Set task -
Print the data exactly, leaving nothing out.

◆ ◆ ◆ ◆

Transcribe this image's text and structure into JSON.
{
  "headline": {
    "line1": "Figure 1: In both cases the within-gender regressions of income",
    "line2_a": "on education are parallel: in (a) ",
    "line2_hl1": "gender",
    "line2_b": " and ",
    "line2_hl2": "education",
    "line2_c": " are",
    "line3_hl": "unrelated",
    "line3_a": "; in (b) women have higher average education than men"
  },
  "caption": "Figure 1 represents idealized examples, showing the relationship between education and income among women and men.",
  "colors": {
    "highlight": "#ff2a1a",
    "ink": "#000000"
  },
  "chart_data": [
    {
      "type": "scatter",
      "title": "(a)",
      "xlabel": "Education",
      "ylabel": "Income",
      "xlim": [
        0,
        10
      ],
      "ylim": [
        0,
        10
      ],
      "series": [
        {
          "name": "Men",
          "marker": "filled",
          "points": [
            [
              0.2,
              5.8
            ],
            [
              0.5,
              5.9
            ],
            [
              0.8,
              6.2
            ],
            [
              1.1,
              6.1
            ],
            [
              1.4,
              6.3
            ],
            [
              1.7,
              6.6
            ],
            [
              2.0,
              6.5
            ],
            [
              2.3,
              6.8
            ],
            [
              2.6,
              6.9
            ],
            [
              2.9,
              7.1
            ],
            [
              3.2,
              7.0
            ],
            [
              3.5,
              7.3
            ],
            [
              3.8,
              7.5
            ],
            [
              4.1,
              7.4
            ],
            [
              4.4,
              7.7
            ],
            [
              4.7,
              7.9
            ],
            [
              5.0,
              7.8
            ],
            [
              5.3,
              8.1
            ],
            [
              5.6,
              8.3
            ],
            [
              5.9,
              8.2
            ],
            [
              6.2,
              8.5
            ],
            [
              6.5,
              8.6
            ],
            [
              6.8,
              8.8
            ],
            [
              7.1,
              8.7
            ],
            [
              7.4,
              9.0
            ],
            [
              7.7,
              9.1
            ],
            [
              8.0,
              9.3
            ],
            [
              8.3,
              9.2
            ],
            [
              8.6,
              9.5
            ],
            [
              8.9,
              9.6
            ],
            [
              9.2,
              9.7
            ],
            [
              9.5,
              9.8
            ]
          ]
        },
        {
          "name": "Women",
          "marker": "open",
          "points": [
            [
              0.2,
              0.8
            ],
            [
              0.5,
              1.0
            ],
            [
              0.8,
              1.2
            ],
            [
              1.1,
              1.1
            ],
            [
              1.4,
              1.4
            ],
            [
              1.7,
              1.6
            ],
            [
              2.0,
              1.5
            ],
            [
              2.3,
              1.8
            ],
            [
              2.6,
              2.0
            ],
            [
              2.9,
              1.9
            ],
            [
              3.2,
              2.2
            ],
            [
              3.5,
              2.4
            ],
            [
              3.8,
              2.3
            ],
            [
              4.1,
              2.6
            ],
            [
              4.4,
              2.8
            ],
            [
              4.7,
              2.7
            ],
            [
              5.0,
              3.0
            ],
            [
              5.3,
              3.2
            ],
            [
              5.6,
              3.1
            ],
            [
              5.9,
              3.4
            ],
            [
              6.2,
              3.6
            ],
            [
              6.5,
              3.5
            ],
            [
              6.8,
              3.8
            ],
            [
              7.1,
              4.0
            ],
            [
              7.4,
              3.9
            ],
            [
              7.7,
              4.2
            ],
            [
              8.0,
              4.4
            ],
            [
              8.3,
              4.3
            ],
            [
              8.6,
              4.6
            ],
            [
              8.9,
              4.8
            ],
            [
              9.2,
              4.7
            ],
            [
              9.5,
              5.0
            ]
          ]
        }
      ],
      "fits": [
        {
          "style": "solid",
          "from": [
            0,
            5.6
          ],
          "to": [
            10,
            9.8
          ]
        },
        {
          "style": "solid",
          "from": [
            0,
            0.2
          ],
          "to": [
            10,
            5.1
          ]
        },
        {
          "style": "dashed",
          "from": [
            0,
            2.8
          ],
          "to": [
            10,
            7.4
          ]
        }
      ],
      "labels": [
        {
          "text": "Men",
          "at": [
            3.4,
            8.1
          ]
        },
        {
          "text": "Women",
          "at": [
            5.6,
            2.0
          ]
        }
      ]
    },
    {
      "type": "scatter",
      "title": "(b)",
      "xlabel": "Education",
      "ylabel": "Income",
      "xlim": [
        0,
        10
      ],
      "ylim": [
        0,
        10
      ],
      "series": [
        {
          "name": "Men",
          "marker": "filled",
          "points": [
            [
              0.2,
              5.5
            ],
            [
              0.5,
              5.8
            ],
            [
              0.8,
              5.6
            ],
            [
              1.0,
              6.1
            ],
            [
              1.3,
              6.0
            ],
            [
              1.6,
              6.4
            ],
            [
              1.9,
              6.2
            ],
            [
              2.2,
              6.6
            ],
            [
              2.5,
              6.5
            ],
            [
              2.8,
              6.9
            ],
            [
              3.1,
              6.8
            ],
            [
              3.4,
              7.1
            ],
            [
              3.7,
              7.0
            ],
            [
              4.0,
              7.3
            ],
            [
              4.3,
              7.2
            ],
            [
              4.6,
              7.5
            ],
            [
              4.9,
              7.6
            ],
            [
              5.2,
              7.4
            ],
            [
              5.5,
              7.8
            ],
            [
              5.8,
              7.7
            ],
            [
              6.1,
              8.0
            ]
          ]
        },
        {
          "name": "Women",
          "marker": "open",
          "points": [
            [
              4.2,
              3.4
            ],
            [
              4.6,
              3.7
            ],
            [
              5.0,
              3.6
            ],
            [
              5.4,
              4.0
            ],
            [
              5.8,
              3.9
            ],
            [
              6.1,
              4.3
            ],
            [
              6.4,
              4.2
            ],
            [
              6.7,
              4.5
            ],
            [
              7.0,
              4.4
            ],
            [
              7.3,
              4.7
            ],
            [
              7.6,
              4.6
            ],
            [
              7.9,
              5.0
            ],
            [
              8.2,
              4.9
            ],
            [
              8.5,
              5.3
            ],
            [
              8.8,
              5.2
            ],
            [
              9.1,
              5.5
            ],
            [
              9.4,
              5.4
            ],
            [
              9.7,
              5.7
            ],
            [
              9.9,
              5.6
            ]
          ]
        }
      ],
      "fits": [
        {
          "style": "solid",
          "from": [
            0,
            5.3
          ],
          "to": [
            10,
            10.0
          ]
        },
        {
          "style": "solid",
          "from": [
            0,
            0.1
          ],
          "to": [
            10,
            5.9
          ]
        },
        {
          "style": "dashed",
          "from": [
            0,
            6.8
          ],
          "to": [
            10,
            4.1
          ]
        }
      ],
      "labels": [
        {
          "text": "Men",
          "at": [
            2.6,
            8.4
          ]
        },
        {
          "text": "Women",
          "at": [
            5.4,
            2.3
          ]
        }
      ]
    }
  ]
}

◆ ◆ ◆ ◆

Task solution -
Transcribe this image's text and structure into JSON.
{
  "headline": {
    "line1": "Figure 1: In both cases the within-gender regressions of income",
    "line2_a": "on education are parallel: in (a) ",
    "line2_hl1": "gender",
    "line2_b": " and ",
    "line2_hl2": "education",
    "line2_c": " are",
    "line3_hl": "unrelated",
    "line3_a": "; in (b) women have higher average education than men"
  },
  "caption": "Figure 1 represents idealized examples, showing the relationship between education and income among women and men.",
  "colors": {
    "highlight": "#ff2a1a",
    "ink": "#000000"
  },
  "chart_data": [
    {
      "type": "scatter",
      "title": "(a)",
      "xlabel": "Education",
      "ylabel": "Income",
      "xlim": [
        0,
        10
      ],
      "ylim": [
        0,
        10
      ],
      "series": [
        {
          "name": "Men",
          "marker": "filled",
          "points": [
            [
              0.2,
              5.8
            ],
            [
              0.5,
              5.9
            ],
            [
              0.8,
              6.2
            ],
            [
              1.1,
              6.1
            ],
            [
              1.4,
              6.3
            ],
            [
              1.7,
              6.6
            ],
            [
              2.0,
              6.5
            ],
            [
              2.3,
              6.8
            ],
            [
              2.6,
              6.9
            ],
            [
              2.9,
              7.1
            ],
            [
              3.2,
              7.0
            ],
            [
              3.5,
              7.3
            ],
            [
              3.8,
              7.5
            ],
            [
              4.1,
              7.4
            ],
            [
              4.4,
              7.7
            ],
            [
              4.7,
              7.9
            ],
            [
              5.0,
              7.8
            ],
            [
              5.3,
              8.1
            ],
            [
              5.6,
              8.3
            ],
            [
              5.9,
              8.2
            ],
            [
              6.2,
              8.5
            ],
            [
              6.5,
              8.6
            ],
            [
              6.8,
              8.8
            ],
            [
              7.1,
              8.7
            ],
            [
              7.4,
              9.0
            ],
            [
              7.7,
              9.1
            ],
            [
              8.0,
              9.3
            ],
            [
              8.3,
              9.2
            ],
            [
              8.6,
              9.5
            ],
            [
              8.9,
              9.6
            ],
            [
              9.2,
              9.7
            ],
            [
              9.5,
              9.8
            ]
          ]
        },
        {
          "name": "Women",
          "marker": "open",
          "points": [
            [
              0.2,
              0.8
            ],
            [
              0.5,
              1.0
            ],
            [
              0.8,
              1.2
            ],
            [
              1.1,
              1.1
            ],
            [
              1.4,
              1.4
            ],
            [
              1.7,
              1.6
            ],
            [
              2.0,
              1.5
            ],
            [
              2.3,
              1.8
            ],
            [
              2.6,
              2.0
            ],
            [
              2.9,
              1.9
            ],
            [
              3.2,
              2.2
            ],
            [
              3.5,
              2.4
            ],
            [
              3.8,
              2.3
            ],
            [
              4.1,
              2.6
            ],
            [
              4.4,
              2.8
            ],
            [
              4.7,
              2.7
            ],
            [
              5.0,
              3.0
            ],
            [
              5.3,
              3.2
            ],
            [
              5.6,
              3.1
            ],
            [
              5.9,
              3.4
            ],
            [
              6.2,
              3.6
            ],
            [
              6.5,
              3.5
            ],
            [
              6.8,
              3.8
            ],
            [
              7.1,
              4.0
            ],
            [
              7.4,
              3.9
            ],
            [
              7.7,
              4.2
            ],
            [
              8.0,
              4.4
            ],
            [
              8.3,
              4.3
            ],
            [
              8.6,
              4.6
            ],
            [
              8.9,
              4.8
            ],
            [
              9.2,
              4.7
            ],
            [
              9.5,
              5.0
            ]
          ]
        }
      ],
      "fits": [
        {
          "style": "solid",
          "from": [
            0,
            5.6
          ],
          "to": [
            10,
            9.8
          ]
        },
        {
          "style": "solid",
          "from": [
            0,
            0.2
          ],
          "to": [
            10,
            5.1
          ]
        },
        {
          "style": "dashed",
          "from": [
            0,
            2.8
          ],
          "to": [
            10,
            7.4
          ]
        }
      ],
      "labels": [
        {
          "text": "Men",
          "at": [
            3.4,
            8.1
          ]
        },
        {
          "text": "Women",
          "at": [
            5.6,
            2.0
          ]
        }
      ]
    },
    {
      "type": "scatter",
      "title": "(b)",
      "xlabel": "Education",
      "ylabel": "Income",
      "xlim": [
        0,
        10
      ],
      "ylim": [
        0,
        10
      ],
      "series": [
        {
          "name": "Men",
          "marker": "filled",
          "points": [
            [
              0.2,
              5.5
            ],
            [
              0.5,
              5.8
            ],
            [
              0.8,
              5.6
            ],
            [
              1.0,
              6.1
            ],
            [
              1.3,
              6.0
            ],
            [
              1.6,
              6.4
            ],
            [
              1.9,
              6.2
            ],
            [
              2.2,
              6.6
            ],
            [
              2.5,
              6.5
            ],
            [
              2.8,
              6.9
            ],
            [
              3.1,
              6.8
            ],
            [
              3.4,
              7.1
            ],
            [
              3.7,
              7.0
            ],
            [
              4.0,
              7.3
            ],
            [
              4.3,
              7.2
            ],
            [
              4.6,
              7.5
            ],
            [
              4.9,
              7.6
            ],
            [
              5.2,
              7.4
            ],
            [
              5.5,
              7.8
            ],
            [
              5.8,
              7.7
            ],
            [
              6.1,
              8.0
            ]
          ]
        },
        {
          "name": "Women",
          "marker": "open",
          "points": [
            [
              4.2,
              3.4
            ],
            [
              4.6,
              3.7
            ],
            [
              5.0,
              3.6
            ],
            [
              5.4,
              4.0
            ],
            [
              5.8,
              3.9
            ],
            [
              6.1,
              4.3
            ],
            [
              6.4,
              4.2
            ],
            [
              6.7,
              4.5
            ],
            [
              7.0,
              4.4
            ],
            [
              7.3,
              4.7
            ],
            [
              7.6,
              4.6
            ],
            [
              7.9,
              5.0
            ],
            [
              8.2,
              4.9
            ],
            [
              8.5,
              5.3
            ],
            [
              8.8,
              5.2
            ],
            [
              9.1,
              5.5
            ],
            [
              9.4,
              5.4
            ],
            [
              9.7,
              5.7
            ],
            [
              9.9,
              5.6
            ]
          ]
        }
      ],
      "fits": [
        {
          "style": "solid",
          "from": [
            0,
            5.3
          ],
          "to": [
            10,
            10.0
          ]
        },
        {
          "style": "solid",
          "from": [
            0,
            0.1
          ],
          "to": [
            10,
            5.9
          ]
        },
        {
          "style": "dashed",
          "from": [
            0,
            6.8
          ],
          "to": [
            10,
            4.1
          ]
        }
      ],
      "labels": [
        {
          "text": "Men",
          "at": [
            2.6,
            8.4
          ]
        },
        {
          "text": "Women",
          "at": [
            5.4,
            2.3
          ]
        }
      ]
    }
  ]
}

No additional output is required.